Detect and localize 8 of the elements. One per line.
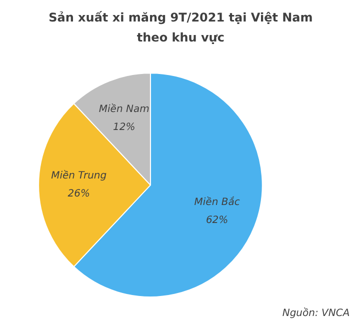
slice-label: Miền Nam bbox=[98, 103, 150, 116]
data-label: 12% bbox=[112, 122, 136, 133]
data-label: 62% bbox=[206, 214, 228, 226]
slice-label: Miền Bắc bbox=[194, 196, 240, 208]
slice-label: Miền Trung bbox=[51, 170, 107, 182]
data-label: 26% bbox=[68, 188, 90, 200]
text: Nguồn: VNCA bbox=[282, 307, 350, 320]
chart-title: Sản xuất xi măng 9T/2021 tại Việt Nam theo khu vực bbox=[48, 10, 313, 44]
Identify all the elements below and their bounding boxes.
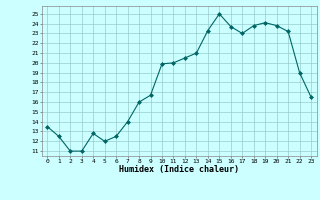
X-axis label: Humidex (Indice chaleur): Humidex (Indice chaleur)	[119, 165, 239, 174]
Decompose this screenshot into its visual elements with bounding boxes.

§ Problem statement
Return every line of the rows above word for word, leaving out the pictures.

§ Written answer
Detect and localize 8 of the elements. One per line.
slice-label: Miền Nam bbox=[98, 103, 150, 116]
data-label: 12% bbox=[112, 122, 136, 133]
data-label: 62% bbox=[206, 214, 228, 226]
slice-label: Miền Bắc bbox=[194, 196, 240, 208]
slice-label: Miền Trung bbox=[51, 170, 107, 182]
data-label: 26% bbox=[68, 188, 90, 200]
text: Nguồn: VNCA bbox=[282, 307, 350, 320]
chart-title: Sản xuất xi măng 9T/2021 tại Việt Nam theo khu vực bbox=[48, 10, 313, 44]
Identify all the elements below and their bounding boxes.
X-axis label: Humidex (Indice chaleur): Humidex (Indice chaleur)	[119, 165, 239, 174]
Decompose this screenshot into its visual elements with bounding boxes.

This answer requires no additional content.